• _Set exercise_: Write out the entries verbatim and leave the images out of the copy.

• _Source data_:
..........

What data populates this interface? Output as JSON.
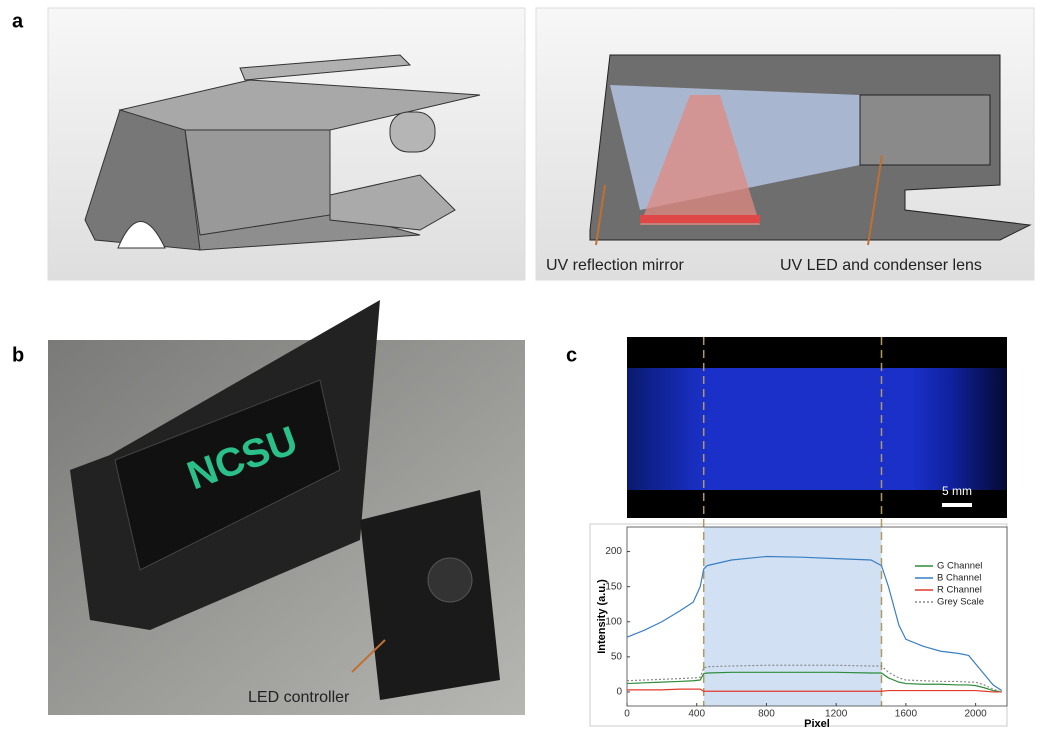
{
  "panels": {
    "a": "a",
    "b": "b",
    "c": "c"
  },
  "annotations": {
    "mirror": "UV reflection mirror",
    "led": "UV LED and condenser lens",
    "controller": "LED controller",
    "scale_bar": "5 mm"
  },
  "chart_data": {
    "type": "line",
    "xlabel": "Pixel",
    "ylabel": "Intensity (a.u.)",
    "x": [
      0,
      100,
      200,
      300,
      380,
      420,
      440,
      460,
      600,
      800,
      1000,
      1200,
      1400,
      1460,
      1500,
      1560,
      1600,
      1700,
      1800,
      1900,
      1960,
      2000,
      2050,
      2100,
      2150
    ],
    "series": [
      {
        "name": "G Channel",
        "color": "#2e8b3a",
        "values": [
          12,
          13,
          14,
          15,
          16,
          17,
          26,
          27,
          28,
          28,
          28,
          28,
          27,
          27,
          20,
          14,
          12,
          11,
          11,
          10,
          10,
          9,
          6,
          2,
          0
        ]
      },
      {
        "name": "B Channel",
        "color": "#3a7fc1",
        "values": [
          78,
          88,
          100,
          115,
          128,
          150,
          175,
          180,
          188,
          193,
          192,
          190,
          188,
          180,
          150,
          95,
          75,
          65,
          58,
          55,
          52,
          40,
          25,
          10,
          2
        ]
      },
      {
        "name": "R Channel",
        "color": "#e03a2a",
        "values": [
          3,
          3,
          3,
          4,
          4,
          4,
          1,
          1,
          1,
          1,
          1,
          1,
          1,
          1,
          2,
          2,
          2,
          2,
          2,
          2,
          2,
          2,
          1,
          0,
          0
        ]
      },
      {
        "name": "Grey Scale",
        "color": "#888888",
        "dashed": true,
        "values": [
          16,
          17,
          18,
          19,
          20,
          21,
          34,
          36,
          37,
          38,
          38,
          38,
          37,
          37,
          28,
          20,
          17,
          16,
          15,
          15,
          14,
          14,
          10,
          4,
          0
        ]
      }
    ],
    "highlight": [
      440,
      1460
    ],
    "xlim": [
      0,
      2180
    ],
    "ylim": [
      -20,
      235
    ],
    "xticks": [
      0,
      400,
      800,
      1200,
      1600,
      2000
    ],
    "yticks": [
      0,
      50,
      100,
      150,
      200
    ],
    "legend": "upper right"
  }
}
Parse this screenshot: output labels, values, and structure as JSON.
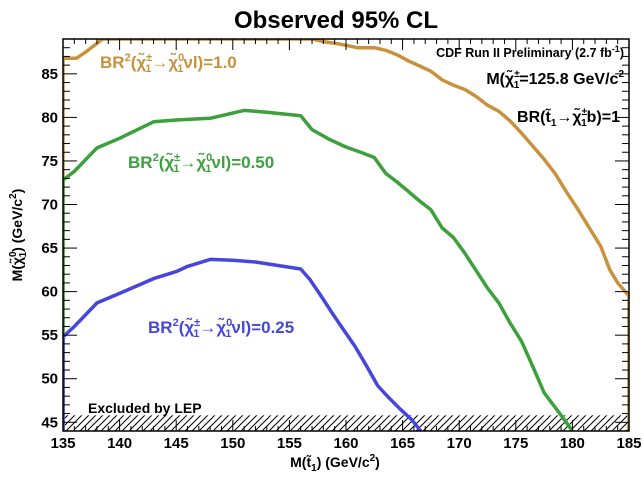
{
  "chart_data": {
    "type": "line",
    "title": "Observed 95% CL",
    "xlabel": "M(t̃1) (GeV/c2)",
    "ylabel": "M(χ̃01) (GeV/c2)",
    "xlim": [
      135,
      185
    ],
    "ylim": [
      44,
      89
    ],
    "xticks": [
      135,
      140,
      145,
      150,
      155,
      160,
      165,
      170,
      175,
      180,
      185
    ],
    "yticks": [
      45,
      50,
      55,
      60,
      65,
      70,
      75,
      80,
      85
    ],
    "grid": false,
    "annotations": {
      "experiment": "CDF Run II Preliminary (2.7 fb",
      "experiment_sup": "-1",
      "experiment_close": ")",
      "chargino_mass": "=125.8 GeV/c",
      "chargino_mass_sup": "2",
      "branching": "b)=1",
      "lep": "Excluded by LEP"
    },
    "excluded_region": {
      "name": "Excluded by LEP",
      "y_max": 45.8
    },
    "series": [
      {
        "name": "BR2(χ̃±1→χ̃01νl)=1.0",
        "label_value": "=1.0",
        "color": "#c8913c",
        "points": [
          [
            135,
            44
          ],
          [
            135,
            86.8
          ],
          [
            136.2,
            86.8
          ],
          [
            137,
            87.5
          ],
          [
            138.5,
            89
          ],
          [
            157,
            89
          ],
          [
            158,
            88.7
          ],
          [
            159.5,
            88.4
          ],
          [
            161,
            88
          ],
          [
            162.5,
            88
          ],
          [
            163.5,
            87.7
          ],
          [
            164.5,
            87.2
          ],
          [
            165.5,
            86.5
          ],
          [
            166.5,
            85.9
          ],
          [
            167.5,
            85.3
          ],
          [
            168.5,
            84.3
          ],
          [
            169.5,
            83.7
          ],
          [
            170.5,
            83.2
          ],
          [
            171.5,
            82.4
          ],
          [
            172.5,
            81.4
          ],
          [
            173.5,
            80.7
          ],
          [
            174.5,
            79.6
          ],
          [
            175.5,
            78.2
          ],
          [
            176.5,
            76.7
          ],
          [
            177.5,
            75.2
          ],
          [
            178.5,
            73.5
          ],
          [
            179.5,
            71.4
          ],
          [
            180.5,
            69.4
          ],
          [
            181.5,
            67.3
          ],
          [
            182.5,
            65.2
          ],
          [
            183.3,
            62.5
          ],
          [
            184,
            61
          ],
          [
            185,
            59.5
          ],
          [
            185,
            44
          ]
        ]
      },
      {
        "name": "BR2(χ̃±1→χ̃01νl)=0.50",
        "label_value": "=0.50",
        "color": "#3ca03c",
        "points": [
          [
            135,
            44
          ],
          [
            135,
            72.8
          ],
          [
            136,
            73.8
          ],
          [
            138,
            76.5
          ],
          [
            140,
            77.6
          ],
          [
            143,
            79.5
          ],
          [
            145,
            79.7
          ],
          [
            148,
            79.9
          ],
          [
            151,
            80.8
          ],
          [
            153,
            80.6
          ],
          [
            156,
            80.2
          ],
          [
            157,
            78.6
          ],
          [
            158.5,
            77.5
          ],
          [
            160,
            76.6
          ],
          [
            161.5,
            75.9
          ],
          [
            162.5,
            75.4
          ],
          [
            163.5,
            73.6
          ],
          [
            164.5,
            72.6
          ],
          [
            165.5,
            71.5
          ],
          [
            166.5,
            70.4
          ],
          [
            167.5,
            69.4
          ],
          [
            168.5,
            67.3
          ],
          [
            169.5,
            66.2
          ],
          [
            170.5,
            64.4
          ],
          [
            171.5,
            62.4
          ],
          [
            172.5,
            60.4
          ],
          [
            173.5,
            58.7
          ],
          [
            174.5,
            56.4
          ],
          [
            175.5,
            54.3
          ],
          [
            176.5,
            51.4
          ],
          [
            177.5,
            48.4
          ],
          [
            179,
            45.8
          ],
          [
            180,
            44
          ]
        ]
      },
      {
        "name": "BR2(χ̃±1→χ̃01νl)=0.25",
        "label_value": "=0.25",
        "color": "#4646dc",
        "points": [
          [
            135,
            44
          ],
          [
            135,
            54.8
          ],
          [
            136,
            56
          ],
          [
            138,
            58.7
          ],
          [
            140,
            59.8
          ],
          [
            143,
            61.5
          ],
          [
            145,
            62.3
          ],
          [
            146,
            62.9
          ],
          [
            148,
            63.7
          ],
          [
            150,
            63.6
          ],
          [
            152,
            63.4
          ],
          [
            154,
            63
          ],
          [
            156,
            62.6
          ],
          [
            156.8,
            61.4
          ],
          [
            157.8,
            59.5
          ],
          [
            158.8,
            57.5
          ],
          [
            159.8,
            55.6
          ],
          [
            160.8,
            53.7
          ],
          [
            161.8,
            51.5
          ],
          [
            162.8,
            49.2
          ],
          [
            163.8,
            47.8
          ],
          [
            164.8,
            46.5
          ],
          [
            165.8,
            45.3
          ],
          [
            166.6,
            44
          ]
        ]
      }
    ]
  }
}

..........

• _Problem solution_:
What data populates this interface? Output as JSON.
{
  "panels": {
    "a": "a",
    "b": "b",
    "c": "c"
  },
  "annotations": {
    "mirror": "UV reflection mirror",
    "led": "UV LED and condenser lens",
    "controller": "LED controller",
    "scale_bar": "5 mm"
  },
  "chart_data": {
    "type": "line",
    "xlabel": "Pixel",
    "ylabel": "Intensity (a.u.)",
    "x": [
      0,
      100,
      200,
      300,
      380,
      420,
      440,
      460,
      600,
      800,
      1000,
      1200,
      1400,
      1460,
      1500,
      1560,
      1600,
      1700,
      1800,
      1900,
      1960,
      2000,
      2050,
      2100,
      2150
    ],
    "series": [
      {
        "name": "G Channel",
        "color": "#2e8b3a",
        "values": [
          12,
          13,
          14,
          15,
          16,
          17,
          26,
          27,
          28,
          28,
          28,
          28,
          27,
          27,
          20,
          14,
          12,
          11,
          11,
          10,
          10,
          9,
          6,
          2,
          0
        ]
      },
      {
        "name": "B Channel",
        "color": "#3a7fc1",
        "values": [
          78,
          88,
          100,
          115,
          128,
          150,
          175,
          180,
          188,
          193,
          192,
          190,
          188,
          180,
          150,
          95,
          75,
          65,
          58,
          55,
          52,
          40,
          25,
          10,
          2
        ]
      },
      {
        "name": "R Channel",
        "color": "#e03a2a",
        "values": [
          3,
          3,
          3,
          4,
          4,
          4,
          1,
          1,
          1,
          1,
          1,
          1,
          1,
          1,
          2,
          2,
          2,
          2,
          2,
          2,
          2,
          2,
          1,
          0,
          0
        ]
      },
      {
        "name": "Grey Scale",
        "color": "#888888",
        "dashed": true,
        "values": [
          16,
          17,
          18,
          19,
          20,
          21,
          34,
          36,
          37,
          38,
          38,
          38,
          37,
          37,
          28,
          20,
          17,
          16,
          15,
          15,
          14,
          14,
          10,
          4,
          0
        ]
      }
    ],
    "highlight": [
      440,
      1460
    ],
    "xlim": [
      0,
      2180
    ],
    "ylim": [
      -20,
      235
    ],
    "xticks": [
      0,
      400,
      800,
      1200,
      1600,
      2000
    ],
    "yticks": [
      0,
      50,
      100,
      150,
      200
    ],
    "legend": "upper right"
  }
}
Parse this screenshot: output labels, values, and structure as JSON.
{
  "chart_data": {
    "type": "line",
    "title": "Observed 95% CL",
    "xlabel": "M(t̃1) (GeV/c2)",
    "ylabel": "M(χ̃01) (GeV/c2)",
    "xlim": [
      135,
      185
    ],
    "ylim": [
      44,
      89
    ],
    "xticks": [
      135,
      140,
      145,
      150,
      155,
      160,
      165,
      170,
      175,
      180,
      185
    ],
    "yticks": [
      45,
      50,
      55,
      60,
      65,
      70,
      75,
      80,
      85
    ],
    "grid": false,
    "annotations": {
      "experiment": "CDF Run II Preliminary (2.7 fb",
      "experiment_sup": "-1",
      "experiment_close": ")",
      "chargino_mass": "=125.8 GeV/c",
      "chargino_mass_sup": "2",
      "branching": "b)=1",
      "lep": "Excluded by LEP"
    },
    "excluded_region": {
      "name": "Excluded by LEP",
      "y_max": 45.8
    },
    "series": [
      {
        "name": "BR2(χ̃±1→χ̃01νl)=1.0",
        "label_value": "=1.0",
        "color": "#c8913c",
        "points": [
          [
            135,
            44
          ],
          [
            135,
            86.8
          ],
          [
            136.2,
            86.8
          ],
          [
            137,
            87.5
          ],
          [
            138.5,
            89
          ],
          [
            157,
            89
          ],
          [
            158,
            88.7
          ],
          [
            159.5,
            88.4
          ],
          [
            161,
            88
          ],
          [
            162.5,
            88
          ],
          [
            163.5,
            87.7
          ],
          [
            164.5,
            87.2
          ],
          [
            165.5,
            86.5
          ],
          [
            166.5,
            85.9
          ],
          [
            167.5,
            85.3
          ],
          [
            168.5,
            84.3
          ],
          [
            169.5,
            83.7
          ],
          [
            170.5,
            83.2
          ],
          [
            171.5,
            82.4
          ],
          [
            172.5,
            81.4
          ],
          [
            173.5,
            80.7
          ],
          [
            174.5,
            79.6
          ],
          [
            175.5,
            78.2
          ],
          [
            176.5,
            76.7
          ],
          [
            177.5,
            75.2
          ],
          [
            178.5,
            73.5
          ],
          [
            179.5,
            71.4
          ],
          [
            180.5,
            69.4
          ],
          [
            181.5,
            67.3
          ],
          [
            182.5,
            65.2
          ],
          [
            183.3,
            62.5
          ],
          [
            184,
            61
          ],
          [
            185,
            59.5
          ],
          [
            185,
            44
          ]
        ]
      },
      {
        "name": "BR2(χ̃±1→χ̃01νl)=0.50",
        "label_value": "=0.50",
        "color": "#3ca03c",
        "points": [
          [
            135,
            44
          ],
          [
            135,
            72.8
          ],
          [
            136,
            73.8
          ],
          [
            138,
            76.5
          ],
          [
            140,
            77.6
          ],
          [
            143,
            79.5
          ],
          [
            145,
            79.7
          ],
          [
            148,
            79.9
          ],
          [
            151,
            80.8
          ],
          [
            153,
            80.6
          ],
          [
            156,
            80.2
          ],
          [
            157,
            78.6
          ],
          [
            158.5,
            77.5
          ],
          [
            160,
            76.6
          ],
          [
            161.5,
            75.9
          ],
          [
            162.5,
            75.4
          ],
          [
            163.5,
            73.6
          ],
          [
            164.5,
            72.6
          ],
          [
            165.5,
            71.5
          ],
          [
            166.5,
            70.4
          ],
          [
            167.5,
            69.4
          ],
          [
            168.5,
            67.3
          ],
          [
            169.5,
            66.2
          ],
          [
            170.5,
            64.4
          ],
          [
            171.5,
            62.4
          ],
          [
            172.5,
            60.4
          ],
          [
            173.5,
            58.7
          ],
          [
            174.5,
            56.4
          ],
          [
            175.5,
            54.3
          ],
          [
            176.5,
            51.4
          ],
          [
            177.5,
            48.4
          ],
          [
            179,
            45.8
          ],
          [
            180,
            44
          ]
        ]
      },
      {
        "name": "BR2(χ̃±1→χ̃01νl)=0.25",
        "label_value": "=0.25",
        "color": "#4646dc",
        "points": [
          [
            135,
            44
          ],
          [
            135,
            54.8
          ],
          [
            136,
            56
          ],
          [
            138,
            58.7
          ],
          [
            140,
            59.8
          ],
          [
            143,
            61.5
          ],
          [
            145,
            62.3
          ],
          [
            146,
            62.9
          ],
          [
            148,
            63.7
          ],
          [
            150,
            63.6
          ],
          [
            152,
            63.4
          ],
          [
            154,
            63
          ],
          [
            156,
            62.6
          ],
          [
            156.8,
            61.4
          ],
          [
            157.8,
            59.5
          ],
          [
            158.8,
            57.5
          ],
          [
            159.8,
            55.6
          ],
          [
            160.8,
            53.7
          ],
          [
            161.8,
            51.5
          ],
          [
            162.8,
            49.2
          ],
          [
            163.8,
            47.8
          ],
          [
            164.8,
            46.5
          ],
          [
            165.8,
            45.3
          ],
          [
            166.6,
            44
          ]
        ]
      }
    ]
  }
}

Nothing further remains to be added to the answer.